Prompt 1 | In the article on money and happiness, update everything from "For decades, researchers" down to "that $4 latte." so that "latte" becomes "cappuccino".
Prompt 2 | Translate this sentence from the article on money and happiness into Spanish: "For decades, researchers have known that money buys happiness, but only up to a point."
Prompt 3 | Continue the article on spending money for happiness from its last line.

Text extract |
------------------------------------------------------------------------

That’s the argument put forth by University of B.C. psychology professor Elizabeth Dunn. In a paper co-authored by two world-renowned experts on happiness, Daniel Gilbert of Harvard University and Timothy Wilson of the University of Virginia, Dunn argues that most people are terrible at predicting what will make them happy, leading them to routinely spend money on all the wrong things.

“Money is an opportunity for happiness, but it is an opportunity that people routinely squander because the things they think will make them happy often don’t,” writes Dunn and her colleagues.

For decades, researchers have known that money buys happiness, but only up to a point.

Research shows that wealthy people are not significantly happier than those with moderate incomes — and according to conventional wisdom, that’s because many of the things that make us happy aren’t for sale.
Dunn and her co-authors of the paper, “If Money Doesn’t Make You Happy, Then You Probably Aren’t Spending It Right” — to be published in the upcoming Journal of Consumer Psychology — adamantly disagree with that assertion.

They boldly suggest that if you spend wisely, “money can buy many, if not most, if not all of the things that make people happy.”

Drawing on their research, The Province presents 10 ways to better spend your money.

 

1. Buy many small lovely things rather than one big one

Go ahead, buy yourself that $4 latte.

------------------------------------------------------------------------

Dataset entries |
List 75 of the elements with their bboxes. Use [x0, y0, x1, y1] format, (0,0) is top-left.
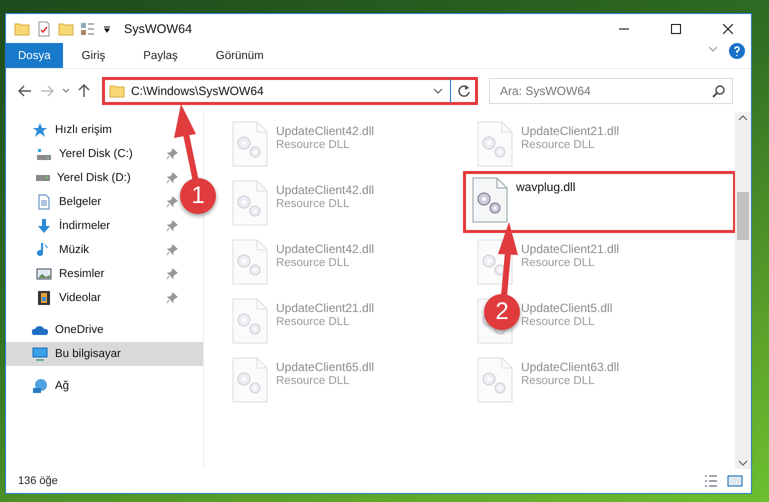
- large-icons-view-icon: [727, 473, 743, 489]
- recent-locations-button[interactable]: [60, 86, 72, 96]
- sidebar-item[interactable]: Yerel Disk (C:): [6, 142, 180, 166]
- item-count: 136 öğe: [18, 475, 59, 487]
- search-icon: [712, 84, 726, 98]
- ribbon-tab[interactable]: Görünüm: [196, 43, 283, 68]
- file-type: Resource DLL: [276, 139, 351, 151]
- pin-icon: [166, 244, 178, 256]
- pin-icon: [166, 292, 178, 304]
- dll-file-icon: [232, 357, 268, 403]
- minimize-icon: [619, 28, 629, 30]
- maximize-icon: [671, 24, 681, 34]
- film-icon: [36, 290, 52, 306]
- folder-icon: [109, 82, 125, 98]
- dll-file-icon: [232, 239, 268, 285]
- pin-icon: [166, 148, 178, 160]
- back-button[interactable]: [16, 82, 34, 98]
- file-type: Resource DLL: [276, 316, 351, 328]
- dll-file-icon: [477, 121, 513, 167]
- ribbon-tab[interactable]: Dosya: [6, 43, 63, 68]
- scroll-down-icon[interactable]: [738, 459, 748, 467]
- refresh-icon: [457, 84, 471, 98]
- address-bar[interactable]: C:\Windows\SysWOW64: [102, 76, 478, 104]
- pin-icon: [166, 172, 178, 184]
- pin-icon: [166, 268, 178, 280]
- search-field[interactable]: Ara: SysWOW64: [489, 78, 733, 104]
- file-type: Resource DLL: [521, 316, 596, 328]
- file-type: Resource DLL: [276, 257, 351, 269]
- window-title: SysWOW64: [124, 22, 194, 36]
- properties-icon: [36, 20, 52, 36]
- view-options-icon: [80, 20, 96, 36]
- sidebar-item[interactable]: İndirmeler: [6, 214, 180, 238]
- pin-icon: [166, 196, 178, 208]
- scrollbar-thumb[interactable]: [737, 192, 749, 240]
- sidebar-item[interactable]: Yerel Disk (D:): [6, 166, 180, 190]
- file-type: Resource DLL: [276, 198, 351, 210]
- file-name[interactable]: wavplug.dll: [516, 180, 576, 194]
- sidebar-item[interactable]: Belgeler: [6, 190, 180, 214]
- file-type: Resource DLL: [521, 375, 596, 387]
- file-type: Resource DLL: [521, 257, 596, 269]
- network-globe-icon: [32, 378, 48, 394]
- dll-file-icon: [477, 357, 513, 403]
- details-view-icon: [703, 473, 719, 489]
- ribbon-tab[interactable]: Giriş: [62, 43, 124, 68]
- monitor-icon: [32, 346, 48, 362]
- new-folder-icon: [58, 20, 74, 36]
- up-button[interactable]: [76, 82, 92, 100]
- address-path: C:\Windows\SysWOW64: [131, 84, 265, 98]
- sidebar-item[interactable]: Resimler: [6, 262, 180, 286]
- sidebar-item[interactable]: Hızlı erişim: [6, 118, 203, 142]
- download-icon: [36, 218, 52, 234]
- pin-icon: [166, 220, 178, 232]
- sidebar-item[interactable]: Müzik: [6, 238, 180, 262]
- picture-icon: [36, 266, 52, 282]
- dll-file-icon: [232, 121, 268, 167]
- drive-icon: [36, 148, 52, 160]
- dll-file-icon: [232, 298, 268, 344]
- document-icon: [36, 194, 52, 210]
- scroll-up-icon[interactable]: [738, 114, 748, 122]
- file-type: Resource DLL: [276, 375, 351, 387]
- chevron-down-icon: [62, 88, 70, 94]
- help-icon: [729, 43, 745, 59]
- dll-file-icon: [232, 180, 268, 226]
- dropdown-caret-icon: [102, 24, 112, 34]
- dll-file-icon: [472, 177, 508, 223]
- ribbon-tab[interactable]: Paylaş: [124, 43, 197, 68]
- sidebar-item[interactable]: OneDrive: [6, 318, 203, 342]
- sidebar-item[interactable]: Bu bilgisayar: [6, 342, 203, 366]
- drive-icon: [36, 175, 50, 181]
- close-icon: [723, 24, 733, 34]
- folder-icon: [14, 20, 30, 36]
- sidebar-item[interactable]: Ağ: [6, 374, 203, 398]
- sidebar-item[interactable]: Videolar: [6, 286, 180, 310]
- star-icon: [32, 122, 48, 138]
- file-type: Resource DLL: [521, 139, 596, 151]
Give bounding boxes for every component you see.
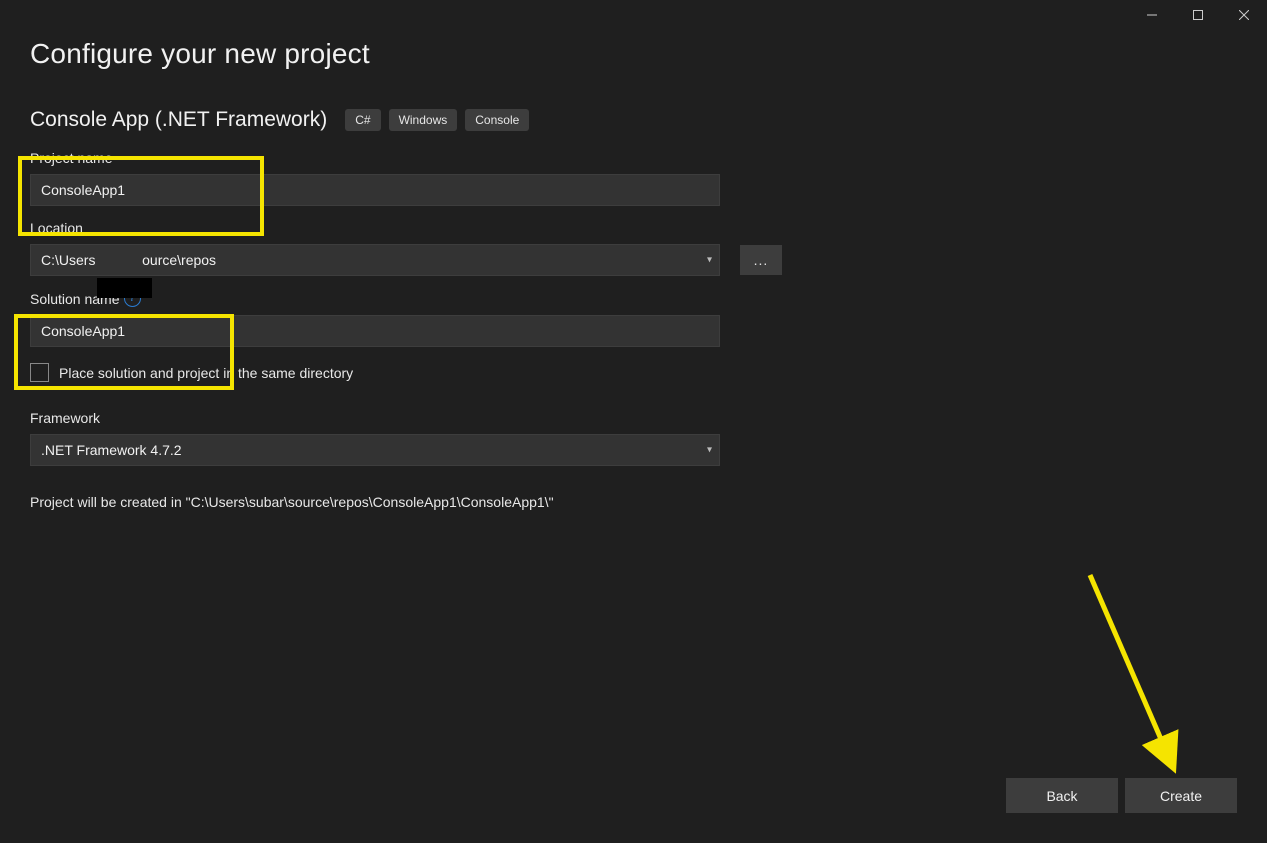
browse-button[interactable]: ... <box>740 245 782 275</box>
close-button[interactable] <box>1221 0 1267 30</box>
framework-label: Framework <box>30 410 720 426</box>
titlebar <box>0 0 1267 30</box>
same-directory-label: Place solution and project in the same d… <box>59 365 353 381</box>
minimize-icon <box>1147 10 1157 20</box>
content-area: Configure your new project Console App (… <box>0 30 1267 540</box>
project-path-summary: Project will be created in "C:\Users\sub… <box>30 494 1237 510</box>
template-subtitle: Console App (.NET Framework) <box>30 108 327 132</box>
project-name-label: Project name <box>30 150 720 166</box>
new-project-dialog: Configure your new project Console App (… <box>0 0 1267 843</box>
minimize-button[interactable] <box>1129 0 1175 30</box>
tag-windows: Windows <box>389 109 458 131</box>
same-directory-row: Place solution and project in the same d… <box>30 363 720 382</box>
create-button[interactable]: Create <box>1125 778 1237 813</box>
annotation-arrow <box>1080 565 1190 785</box>
location-input[interactable] <box>30 244 720 276</box>
solution-name-input[interactable] <box>30 315 720 347</box>
maximize-icon <box>1193 10 1203 20</box>
location-combo[interactable]: ▾ <box>30 244 720 276</box>
template-tags: C# Windows Console <box>345 109 529 131</box>
location-label: Location <box>30 220 720 236</box>
subtitle-row: Console App (.NET Framework) C# Windows … <box>30 108 1237 132</box>
back-button[interactable]: Back <box>1006 778 1118 813</box>
maximize-button[interactable] <box>1175 0 1221 30</box>
page-title: Configure your new project <box>30 38 1237 70</box>
redaction-box <box>97 278 152 298</box>
same-directory-checkbox[interactable] <box>30 363 49 382</box>
form-area-2: Solution name i Place solution and proje… <box>30 290 720 466</box>
form-area: Project name Location <box>30 150 720 236</box>
footer-buttons: Back Create <box>1006 778 1237 813</box>
framework-input[interactable] <box>30 434 720 466</box>
tag-csharp: C# <box>345 109 380 131</box>
project-name-input[interactable] <box>30 174 720 206</box>
tag-console: Console <box>465 109 529 131</box>
close-icon <box>1239 10 1249 20</box>
framework-combo[interactable]: ▾ <box>30 434 720 466</box>
location-row: ▾ ... <box>30 244 785 276</box>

------------------------------------------------------------------------

Exercise result 1 |
For decades, researchers have known that money buys happiness, but only up to a point.

Research shows that wealthy people are not significantly happier than those with moderate incomes — and according to conventional wisdom, that’s because many of the things that make us happy aren’t for sale.
Dunn and her co-authors of the paper, “If Money Doesn’t Make You Happy, Then You Probably Aren’t Spending It Right” — to be published in the upcoming Journal of Consumer Psychology — adamantly disagree with that assertion.

They boldly suggest that if you spend wisely, “money can buy many, if not most, if not all of the things that make people happy.”

Drawing on their research, The Province presents 10 ways to better spend your money.

 

1. Buy many small lovely things rather than one big one

Go ahead, buy yourself that $4 cappuccino.

Exercise result 2 | Durante décadas, los investigadores han sabido que el dinero compra la felicidad, pero solo hasta cierto punto.

Exercise result 3 |
Ever had an economist tell you how easily a $4 latte at work every morning will quickly add up to a staggering yearly sum of $1,040? And wouldn’t you rather spend that kind of money on something bigger, like a vacation or home theatre system? Well, the answer may be no.

It may well be that a latte a day, or every few days, will make you happier than a single big-ticket item once a year.

“This is not to say that there’s anything wrong with large purchases,” writes Dunn. “But as long as money is limited by its failure to grow on trees, we may be better off devoting our finite financial resources to purchasing frequent doses of lovely things rather than infrequent doses of lovelier things.”

One reason why small, frequent pleasures beats one large infrequent one is because we’re creatures of adaptation.

“If we buy an expensive dining room table… it’s pretty much the same table today as it was last week. Because frequent small pleasures are different each time they occur, they forestall adaptation,” says Dunn.

Research also tells us that breaking up a pleasurable experience into a series of experiences can help maximize joy, something frequent coffee drinker Eva Sajoo, of Vancouver, seems to understand innately.

“Certainly I get a lot of pleasure out of a very well-crafted cup of coffee,” she says. “But I think you enjoy it more if you don’t have it every day.”

 

2. Savor the cheap joys of life

Cozy up to a movie on a rainy day. Or go out for a walk on a bright summer’s day.
Not only are these simple pleasures often cheap, or better yet, free, but savouring the mundane joys of life will make you happier, according to research.

“In a study of Belgian adults, individuals who had a strong capacity to savour the mundane joys of daily life were happier than those who did not,” writes Dunn.

Interestingly, the same study found this capacity to savour “mundane joys” was significantly reduced among wealthy individuals. That may be because the wealthy have unfettered access to “peak experiences,” which undermines their ability to appreciate smaller moments.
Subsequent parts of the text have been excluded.